**WORK INSTRUCTIONS**
Exactly as written, retype the listing below, omitting the pictures.

○ ○ ○ ○ ○

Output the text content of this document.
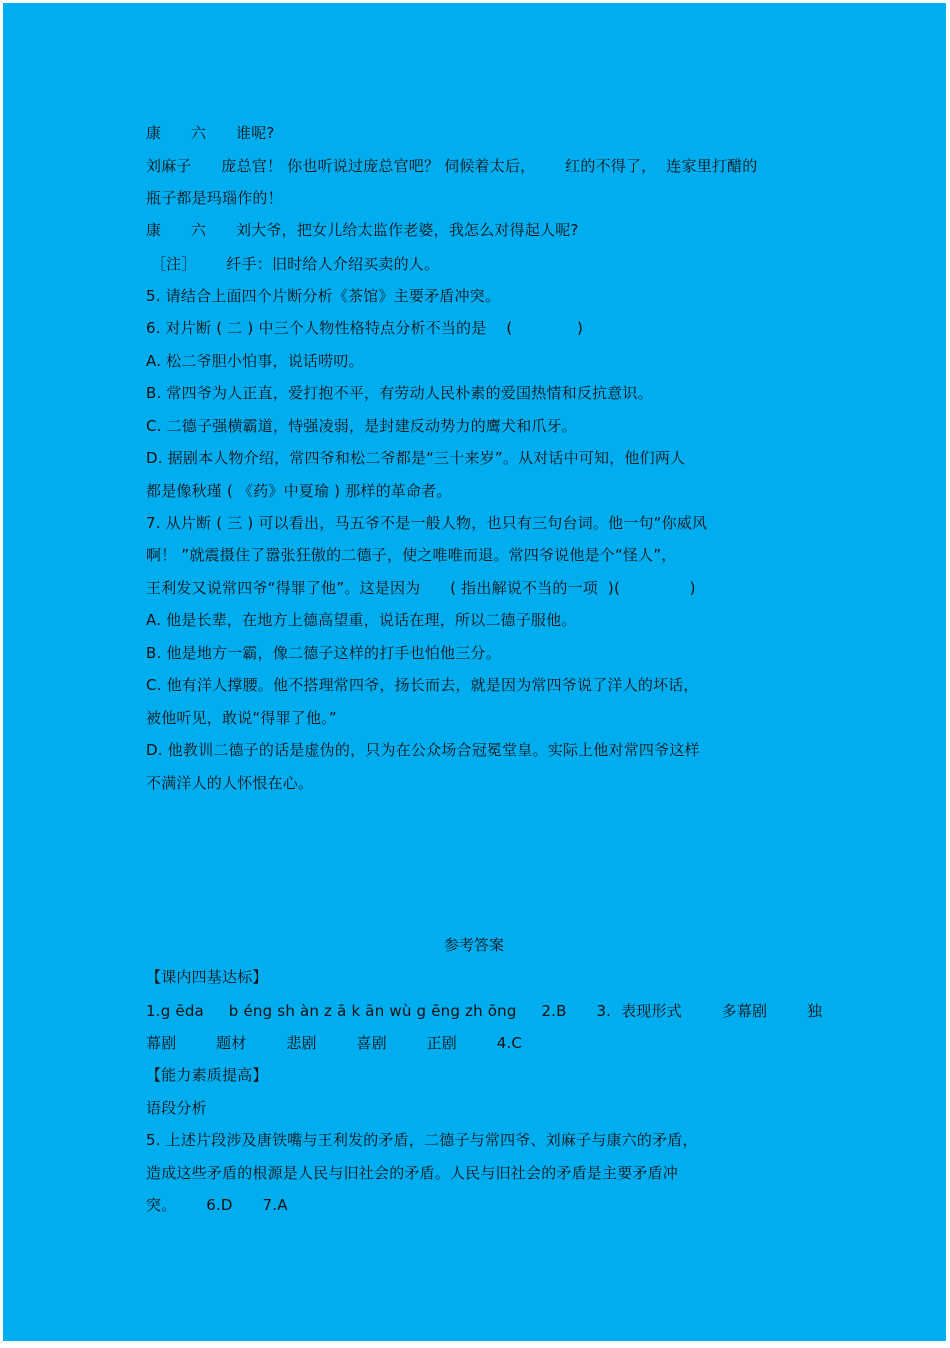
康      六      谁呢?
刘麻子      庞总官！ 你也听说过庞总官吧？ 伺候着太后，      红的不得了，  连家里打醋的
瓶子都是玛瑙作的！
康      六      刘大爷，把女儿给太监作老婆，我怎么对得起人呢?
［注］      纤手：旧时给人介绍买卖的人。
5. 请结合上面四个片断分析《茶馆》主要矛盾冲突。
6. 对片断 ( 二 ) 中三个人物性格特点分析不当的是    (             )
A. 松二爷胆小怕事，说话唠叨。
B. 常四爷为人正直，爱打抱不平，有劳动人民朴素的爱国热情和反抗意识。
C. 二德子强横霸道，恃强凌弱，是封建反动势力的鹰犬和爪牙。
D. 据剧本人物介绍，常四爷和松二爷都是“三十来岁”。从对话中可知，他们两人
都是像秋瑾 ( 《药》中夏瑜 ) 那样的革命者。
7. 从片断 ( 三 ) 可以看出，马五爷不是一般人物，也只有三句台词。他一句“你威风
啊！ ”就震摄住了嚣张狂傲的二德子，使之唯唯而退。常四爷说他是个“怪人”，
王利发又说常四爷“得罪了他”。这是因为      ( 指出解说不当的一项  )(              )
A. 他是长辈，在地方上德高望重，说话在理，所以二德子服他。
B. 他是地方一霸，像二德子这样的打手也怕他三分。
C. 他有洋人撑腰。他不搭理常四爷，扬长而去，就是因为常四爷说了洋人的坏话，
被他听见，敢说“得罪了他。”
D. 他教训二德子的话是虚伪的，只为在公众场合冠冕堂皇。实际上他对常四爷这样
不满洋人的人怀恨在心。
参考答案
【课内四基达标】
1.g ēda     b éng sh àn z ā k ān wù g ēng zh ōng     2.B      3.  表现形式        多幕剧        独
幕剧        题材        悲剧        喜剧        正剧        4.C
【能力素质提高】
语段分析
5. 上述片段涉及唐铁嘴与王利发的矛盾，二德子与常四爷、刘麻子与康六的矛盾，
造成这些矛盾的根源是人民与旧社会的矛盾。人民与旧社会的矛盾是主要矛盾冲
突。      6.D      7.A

○ ○ ○ ○ ○

**EXPECTED OUTPUT**
Output the text content of this document.
康      六      谁呢?
刘麻子      庞总官！ 你也听说过庞总官吧？ 伺候着太后，      红的不得了，  连家里打醋的
瓶子都是玛瑙作的！
康      六      刘大爷，把女儿给太监作老婆，我怎么对得起人呢?
［注］      纤手：旧时给人介绍买卖的人。
5. 请结合上面四个片断分析《茶馆》主要矛盾冲突。
6. 对片断 ( 二 ) 中三个人物性格特点分析不当的是    (             )
A. 松二爷胆小怕事，说话唠叨。
B. 常四爷为人正直，爱打抱不平，有劳动人民朴素的爱国热情和反抗意识。
C. 二德子强横霸道，恃强凌弱，是封建反动势力的鹰犬和爪牙。
D. 据剧本人物介绍，常四爷和松二爷都是“三十来岁”。从对话中可知，他们两人
都是像秋瑾 ( 《药》中夏瑜 ) 那样的革命者。
7. 从片断 ( 三 ) 可以看出，马五爷不是一般人物，也只有三句台词。他一句“你威风
啊！ ”就震摄住了嚣张狂傲的二德子，使之唯唯而退。常四爷说他是个“怪人”，
王利发又说常四爷“得罪了他”。这是因为      ( 指出解说不当的一项  )(              )
A. 他是长辈，在地方上德高望重，说话在理，所以二德子服他。
B. 他是地方一霸，像二德子这样的打手也怕他三分。
C. 他有洋人撑腰。他不搭理常四爷，扬长而去，就是因为常四爷说了洋人的坏话，
被他听见，敢说“得罪了他。”
D. 他教训二德子的话是虚伪的，只为在公众场合冠冕堂皇。实际上他对常四爷这样
不满洋人的人怀恨在心。
参考答案
【课内四基达标】
1.g ēda     b éng sh àn z ā k ān wù g ēng zh ōng     2.B      3.  表现形式        多幕剧        独
幕剧        题材        悲剧        喜剧        正剧        4.C
【能力素质提高】
语段分析
5. 上述片段涉及唐铁嘴与王利发的矛盾，二德子与常四爷、刘麻子与康六的矛盾，
造成这些矛盾的根源是人民与旧社会的矛盾。人民与旧社会的矛盾是主要矛盾冲
突。      6.D      7.A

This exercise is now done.